本文:
News Release

ヒト微生物叢に存在する薬物様小分子を発見

Peer-Reviewed Publication

American Association for the Advancement of Science (AAAS)

ヒト微生物叢においてこれまで明らかにされていなかった、臨床使用されている薬物に類似した産物を生み出す遺伝子クラスターが、新たなバイオインフォマティックス技術により容易に発見できるようになった。MetaBGCと名付けられたこの技術は、抗菌活性に類似した蛋白を産生する遺伝子群を特定することを目的とした、ヒト微生物叢サンプルを用いた「生物資源探査」にとって有用となる可能性がある。ヒト微生物叢はこれまで複数の疾患と関連付けられている一方、疾患に対するその作用を調節するメカニズムと分子については、依然としてほとんど明らかにされていない。研究により、ヒト微生物叢は一連の小分子産物を産生できることが示されているが、これらの小分子の発見および特性解析を目的とした系統的な検討は行われていない。今回Yuki Sugimotoらは、MetaBGCというコンピュータアルゴリズムを開発した。これは、ヒト微生物叢から得られたシーケンシングデータにおいて、直接コードされた生物学的活性を有する小分子を同定するためにデザインされたものである。著者らはヒト微生物叢サンプルを対象に分析を行って、ヒト微生物叢でこれまで報告されていない小分子クラスであるTII-PKS生合成遺伝子クラスター(BCG)の探索を試みた。その結果、著者らは3つの身体部位(口腔、腸管および皮膚)でいくつかの新規TII-PKS BGCを発見し、これによって、このクラスの分子は、ヒト微生物叢の一般的な分離株ではこれまで報告されていなかったが、実際にヒト由来メタゲノムにおいてコードされていることが示された。著者らが発見した新規TII-PKS BGCのいくつかには、近傍の微生物に対する抗菌活性が認められた、と著者らは報告している。この新規技術を用いて、米国、デンマーク、スペイン、フィジーおよび中国の被験者から得たヒト微生物叢サンプルを対象としたさらなる研究のいずれにおいても、その有効性が示された。この新規技術は、一般化可能なプラットフォームを提供してくれる。

課題の内容:
本文によると、TII-PKSクラスの分子が実際にヒト由来メタゲノムにコードされていることは、何によって示されましたか。1～3文で説明してください。

バウンディングボックス予測データ
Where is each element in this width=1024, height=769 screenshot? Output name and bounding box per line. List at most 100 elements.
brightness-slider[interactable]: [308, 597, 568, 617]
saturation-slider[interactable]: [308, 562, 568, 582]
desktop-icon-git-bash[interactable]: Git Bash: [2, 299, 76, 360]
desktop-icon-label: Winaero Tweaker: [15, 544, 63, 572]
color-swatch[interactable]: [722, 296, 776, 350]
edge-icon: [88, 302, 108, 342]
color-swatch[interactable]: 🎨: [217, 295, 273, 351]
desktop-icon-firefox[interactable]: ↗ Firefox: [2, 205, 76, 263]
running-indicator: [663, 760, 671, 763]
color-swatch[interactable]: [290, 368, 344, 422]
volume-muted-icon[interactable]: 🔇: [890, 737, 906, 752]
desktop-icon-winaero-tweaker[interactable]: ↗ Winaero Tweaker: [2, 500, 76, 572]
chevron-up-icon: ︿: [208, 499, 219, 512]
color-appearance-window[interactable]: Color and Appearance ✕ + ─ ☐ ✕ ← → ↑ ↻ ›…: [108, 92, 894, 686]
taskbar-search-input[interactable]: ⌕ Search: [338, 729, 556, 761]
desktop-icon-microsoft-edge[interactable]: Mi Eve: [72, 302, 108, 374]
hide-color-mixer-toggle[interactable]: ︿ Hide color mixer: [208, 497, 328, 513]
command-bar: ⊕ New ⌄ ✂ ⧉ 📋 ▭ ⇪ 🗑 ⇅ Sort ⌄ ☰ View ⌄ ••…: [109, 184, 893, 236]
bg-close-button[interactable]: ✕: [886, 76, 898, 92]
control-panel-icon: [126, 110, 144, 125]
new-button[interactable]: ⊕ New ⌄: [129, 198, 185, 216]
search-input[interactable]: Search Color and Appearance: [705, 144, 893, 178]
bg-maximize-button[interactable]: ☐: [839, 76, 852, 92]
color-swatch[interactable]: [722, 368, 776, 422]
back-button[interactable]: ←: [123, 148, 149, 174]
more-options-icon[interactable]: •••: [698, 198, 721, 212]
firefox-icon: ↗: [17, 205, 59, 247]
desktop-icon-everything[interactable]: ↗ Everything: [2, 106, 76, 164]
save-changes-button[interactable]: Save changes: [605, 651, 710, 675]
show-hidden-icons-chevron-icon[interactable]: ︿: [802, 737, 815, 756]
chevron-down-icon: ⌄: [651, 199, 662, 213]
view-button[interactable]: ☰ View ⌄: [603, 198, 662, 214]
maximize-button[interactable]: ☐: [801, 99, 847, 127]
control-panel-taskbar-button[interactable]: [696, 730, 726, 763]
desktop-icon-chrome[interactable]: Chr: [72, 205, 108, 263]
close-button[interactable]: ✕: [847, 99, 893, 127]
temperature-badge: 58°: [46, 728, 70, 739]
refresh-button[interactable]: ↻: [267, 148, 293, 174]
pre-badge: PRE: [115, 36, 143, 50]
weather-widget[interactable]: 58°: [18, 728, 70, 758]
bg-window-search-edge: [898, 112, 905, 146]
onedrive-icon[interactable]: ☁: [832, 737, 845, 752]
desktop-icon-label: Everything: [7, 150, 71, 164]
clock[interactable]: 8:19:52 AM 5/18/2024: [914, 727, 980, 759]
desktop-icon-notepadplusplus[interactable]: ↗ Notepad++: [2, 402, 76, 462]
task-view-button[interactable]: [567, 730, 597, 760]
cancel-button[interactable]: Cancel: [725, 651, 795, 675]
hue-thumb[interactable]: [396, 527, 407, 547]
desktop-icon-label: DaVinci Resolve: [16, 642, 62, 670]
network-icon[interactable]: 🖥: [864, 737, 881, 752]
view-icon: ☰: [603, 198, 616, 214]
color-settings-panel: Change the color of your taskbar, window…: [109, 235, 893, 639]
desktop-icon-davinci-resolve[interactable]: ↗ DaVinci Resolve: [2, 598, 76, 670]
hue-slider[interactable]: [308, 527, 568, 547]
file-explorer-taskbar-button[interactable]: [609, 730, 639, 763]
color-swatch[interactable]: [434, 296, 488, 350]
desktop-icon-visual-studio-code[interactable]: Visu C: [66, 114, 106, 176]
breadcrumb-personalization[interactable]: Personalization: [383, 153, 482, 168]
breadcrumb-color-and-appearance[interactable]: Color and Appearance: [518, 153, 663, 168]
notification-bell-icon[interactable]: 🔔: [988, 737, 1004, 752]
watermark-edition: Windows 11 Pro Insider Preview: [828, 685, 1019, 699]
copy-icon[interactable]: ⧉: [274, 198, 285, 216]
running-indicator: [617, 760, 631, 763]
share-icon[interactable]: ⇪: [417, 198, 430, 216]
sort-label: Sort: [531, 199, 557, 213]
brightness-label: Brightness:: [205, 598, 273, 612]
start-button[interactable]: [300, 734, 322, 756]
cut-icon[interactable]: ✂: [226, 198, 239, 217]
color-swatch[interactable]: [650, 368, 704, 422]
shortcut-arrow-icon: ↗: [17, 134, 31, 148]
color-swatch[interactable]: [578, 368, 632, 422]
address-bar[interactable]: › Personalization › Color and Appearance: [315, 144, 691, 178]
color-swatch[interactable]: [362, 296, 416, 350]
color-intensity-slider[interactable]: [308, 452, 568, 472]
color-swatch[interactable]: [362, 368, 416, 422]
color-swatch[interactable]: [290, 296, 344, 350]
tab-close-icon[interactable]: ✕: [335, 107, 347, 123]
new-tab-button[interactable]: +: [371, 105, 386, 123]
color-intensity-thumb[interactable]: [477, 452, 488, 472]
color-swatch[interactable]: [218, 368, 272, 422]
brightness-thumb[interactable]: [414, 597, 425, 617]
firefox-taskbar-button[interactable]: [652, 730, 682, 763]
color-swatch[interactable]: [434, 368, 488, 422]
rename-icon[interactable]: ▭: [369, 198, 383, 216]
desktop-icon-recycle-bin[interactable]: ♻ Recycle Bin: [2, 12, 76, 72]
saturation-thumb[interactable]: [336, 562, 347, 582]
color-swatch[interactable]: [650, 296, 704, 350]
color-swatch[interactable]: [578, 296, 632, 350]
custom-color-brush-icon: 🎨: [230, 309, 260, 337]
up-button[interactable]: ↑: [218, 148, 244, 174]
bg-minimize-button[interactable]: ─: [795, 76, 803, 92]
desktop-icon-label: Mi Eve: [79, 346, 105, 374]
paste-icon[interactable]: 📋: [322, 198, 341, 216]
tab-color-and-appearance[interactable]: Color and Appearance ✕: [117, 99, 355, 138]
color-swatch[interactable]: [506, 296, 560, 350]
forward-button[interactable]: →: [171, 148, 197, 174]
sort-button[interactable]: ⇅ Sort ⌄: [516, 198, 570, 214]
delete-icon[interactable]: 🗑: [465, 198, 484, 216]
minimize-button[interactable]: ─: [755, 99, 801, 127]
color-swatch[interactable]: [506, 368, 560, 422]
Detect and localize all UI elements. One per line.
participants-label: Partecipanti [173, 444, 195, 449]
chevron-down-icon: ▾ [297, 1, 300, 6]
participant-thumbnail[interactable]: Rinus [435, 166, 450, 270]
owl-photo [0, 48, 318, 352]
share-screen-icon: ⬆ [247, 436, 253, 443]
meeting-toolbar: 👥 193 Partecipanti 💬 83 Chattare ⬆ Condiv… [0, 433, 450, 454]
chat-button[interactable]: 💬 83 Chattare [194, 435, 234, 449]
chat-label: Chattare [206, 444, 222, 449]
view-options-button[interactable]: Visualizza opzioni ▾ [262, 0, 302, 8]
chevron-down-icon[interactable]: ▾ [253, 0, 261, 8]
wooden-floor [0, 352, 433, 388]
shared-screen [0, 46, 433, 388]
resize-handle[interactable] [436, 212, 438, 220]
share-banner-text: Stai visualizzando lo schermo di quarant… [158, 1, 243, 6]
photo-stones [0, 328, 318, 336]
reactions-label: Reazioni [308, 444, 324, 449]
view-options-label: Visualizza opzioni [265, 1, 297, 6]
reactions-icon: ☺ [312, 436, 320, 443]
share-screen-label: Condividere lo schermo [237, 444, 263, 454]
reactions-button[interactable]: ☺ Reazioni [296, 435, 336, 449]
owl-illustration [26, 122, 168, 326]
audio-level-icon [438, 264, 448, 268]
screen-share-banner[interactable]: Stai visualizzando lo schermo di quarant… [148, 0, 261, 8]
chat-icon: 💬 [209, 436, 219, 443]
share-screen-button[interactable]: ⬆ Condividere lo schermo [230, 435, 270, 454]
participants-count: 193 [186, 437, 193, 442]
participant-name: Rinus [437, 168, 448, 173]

解答欄:
著者らがヒト微生物叢サンプルを分析し、口腔、腸管および皮膚の3つの身体部位でいくつかの新規TII-PKS BGCを発見したことによって示された。このクラスの分子は、それまでヒト微生物叢の一般的な分離株では報告されていなかった。